> **Text to read**:
------------------------------------

Historical and Statutory Notes

Source:
Band Statute 1077-MLC-16B, § 4.

§ 2102. Incorporators.

One or more adult natural persons may act as incorporators of a corporation by filing articles of incorporation for the corporation with the Commissioner.

Historical and Statutory Notes

Source:
Band Statute 1077-MLC-16B, § 5.

§ 2103. Articles.

  • (a) Required provisions. The articles of incorporation must contain:

    • (1) the name of the corporation;

    • (2) the address of the registered office of the corporation and the name of its registered agent, if any, at that address;

    • (3) the name and address of each incorporator; and

    • (4) a statement that the corporation is organized under this chapter.

  • (b) Statutory provisions that may be modified only in articles. The following provisions govern a corporation unless modified in the articles:

    • (1) a corporation has a general purpose of engaging in any lawful activity;

    • (2) the power to initially adopt, amend, or repeal the bylaws is vested in the board;

    • (3) cumulative voting for directors is prohibited;

    • (4) a written action by the board taken without a meeting must be signed by all directors; and

    • (5) members are of one class.

  • (c) Statutory provisions that may be modified in articles or bylaws. The following provisions govern a corporation unless modified in the articles or bylaws:

    • (1) a certain method must be used for amending the articles;

    • (2) a corporation has perpetual duration and certain powers;

    • (3) certain procedures apply to the adoption, amendment, or repeal of bylaws by the members;

    • (4) a director holds office until expiration of the director’s term and election of a successor;

    • (5) the term of a director filling a vacancy expires at the end of the term the director is filling;

    • (6) the compensation of directors is fixed by the board;

    • (7) a certain method must be used for removal of directors;

    • (8) a certain method must be used for filling board vacancies;

    • (9) board meetings must be held at least once per Year and if the board fails to select a place for a board meeting, it must be held at the registered office;

    • (10) a director may call a board meeting, and the notice of the meeting need not state the purpose of the meeting;

    • (11) a majority of the board is a quorum;

    • (12) the affirmative vote of the majority of directors present is required for board action;

    • (13) a committee consists of one or more persons, who need not be directors, appointed by the board;

    • (14) the president and treasurer have certain duties, until the board determines otherwise;

    • (15) officers may delegate some or all of their duties and powers, if not prohibited by the board from doing so;

    • (16) a corporation does not have members;

    • (17) the board may determine the consideration required to admit members;

    • (18) all members are entitled to vote and have equal rights and preferences in matters not otherwise provided for by the board or members;

    • (19) memberships may not be transferred;

    • (20) a corporation with voting members must hold a regular meeting of voting members annually;

    • (21) if a specific minimum notice period has not been fixed by law, at least five days’ notice is required for a meeting of members;

    • (22) the board may fix a date up to 60 days before the date of a members meeting as the date for determination of the members entitled to notice of and entitled to vote at the meeting;

    • (23) each member has one vote;

    • (24) the affirmative vote of the majority of members with voting rights present and entitled to vote is required for action of the members, unless this chapter or the articles or bylaws require a greater vote or voting by class;

    • (25) members may take action at a meeting by voice or ballot, by unanimous action without a meeting, by mailed ballot, or by electronic communication;

    • (26) the number of members required for a quorum is ten percent of the members entitled to vote;

    • (27) certain procedures govern acceptance of member acts; and

    • (28) indemnification of certain persons is required.

------------------------------------

> **Records from a data collection**:
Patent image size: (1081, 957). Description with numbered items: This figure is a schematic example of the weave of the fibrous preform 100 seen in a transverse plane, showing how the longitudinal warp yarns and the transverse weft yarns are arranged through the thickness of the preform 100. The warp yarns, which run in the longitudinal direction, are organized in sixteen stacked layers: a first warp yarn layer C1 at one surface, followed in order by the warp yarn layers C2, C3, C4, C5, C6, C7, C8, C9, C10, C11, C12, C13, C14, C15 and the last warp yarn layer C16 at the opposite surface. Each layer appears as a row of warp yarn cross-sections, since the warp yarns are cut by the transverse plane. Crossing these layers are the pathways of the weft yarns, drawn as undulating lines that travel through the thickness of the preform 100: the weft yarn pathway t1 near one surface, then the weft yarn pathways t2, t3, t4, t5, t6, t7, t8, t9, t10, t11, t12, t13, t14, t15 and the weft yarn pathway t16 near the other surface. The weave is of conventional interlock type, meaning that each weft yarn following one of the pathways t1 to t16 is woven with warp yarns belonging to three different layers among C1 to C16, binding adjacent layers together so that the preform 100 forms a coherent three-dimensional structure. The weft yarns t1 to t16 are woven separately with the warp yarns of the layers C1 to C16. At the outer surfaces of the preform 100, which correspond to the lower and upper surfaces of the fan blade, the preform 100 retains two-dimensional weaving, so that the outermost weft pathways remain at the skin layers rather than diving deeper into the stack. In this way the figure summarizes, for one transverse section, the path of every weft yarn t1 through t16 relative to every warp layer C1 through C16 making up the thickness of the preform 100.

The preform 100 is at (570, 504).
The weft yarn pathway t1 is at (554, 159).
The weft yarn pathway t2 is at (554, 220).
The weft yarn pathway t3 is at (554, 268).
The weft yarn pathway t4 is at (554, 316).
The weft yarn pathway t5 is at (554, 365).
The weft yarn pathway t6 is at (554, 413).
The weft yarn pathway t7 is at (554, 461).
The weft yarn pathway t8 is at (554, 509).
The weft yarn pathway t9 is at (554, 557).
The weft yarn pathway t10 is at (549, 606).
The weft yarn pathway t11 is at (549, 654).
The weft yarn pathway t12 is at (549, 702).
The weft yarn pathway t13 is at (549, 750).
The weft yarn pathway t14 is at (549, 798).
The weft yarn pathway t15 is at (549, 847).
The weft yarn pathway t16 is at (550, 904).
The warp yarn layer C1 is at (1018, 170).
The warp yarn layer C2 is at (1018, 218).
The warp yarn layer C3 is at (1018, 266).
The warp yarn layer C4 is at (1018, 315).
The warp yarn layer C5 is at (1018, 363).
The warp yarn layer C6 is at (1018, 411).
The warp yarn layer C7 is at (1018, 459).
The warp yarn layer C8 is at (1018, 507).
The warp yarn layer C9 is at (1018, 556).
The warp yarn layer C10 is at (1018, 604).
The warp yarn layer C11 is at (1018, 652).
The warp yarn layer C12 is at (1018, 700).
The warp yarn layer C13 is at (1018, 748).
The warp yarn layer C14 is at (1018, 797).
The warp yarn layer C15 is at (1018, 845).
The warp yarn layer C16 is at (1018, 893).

------------------------------------

> **To do**:
1: Under the corporation statute, what share of the members entitled to vote makes up a quorum unless the articles or bylaws modify it?
2: Carry on the corporation statute from its last line.
The records are separate from the corporation statute.

> **Answers per task**:
1: Ten percent of the members entitled to vote.

2:
  • (d) Optional provisions; specific subjects. The following provisions relating to the management or regulation of the affairs of a corporation may be included in the articles or, except for naming members of the first board, in the bylaws:

    • (1) the first board of directors may be named in the articles;

    • (2) additional qualifications for directors may be imposed;

    • (3) terms of directors may be staggered;

    • (4) the day or date, time, and place of board meetings may be fixed;

    • (5) in addition to the president; authority to sign and deliver certain documents may be delegated to an officer or agent of the corporation;

    • (6) additional officers may be designated;

    • (7) additional powers, rights, duties, and responsibilities may be given to officers;

    • (8) a method for filling vacant offices may be specified;

    • (9) membership criteria and procedures for admission may be established;

    • (10) membership terms may be fixed;

    • (11) a corporation may levy dues, assessments, or fees on members;

    • (12) a corporation may buy memberships;

    • (13) a corporation may have delegates with some or all the authority of members;

    • (14) the day or date, time, and place of regular member meetings or the place of special meetings may be fixed;

    • (15) certain persons may be authorized to call special meetings of members;

    • (16) notices of special member meetings may be required to contain certain information,

    • (17) a larger than majority vote may be required for member action;

    • (18) members may vote by proxy; and

    • (19) members may enter into voting agreements.

  • (e) Optional provisions; generally. The articles may contain other provisions consistent with law relating to the management or regulation of the affairs of the corporation.

  • (f) Powers need not be stated. It is not necessary to state the corporate powers granted by this chapter in the articles.

Historical and Statutory Notes

Source:
Band Statute 1077-MLC-16B, § 6.

§ 2104. Private Foundations; Provisions Considered Contained in Articles.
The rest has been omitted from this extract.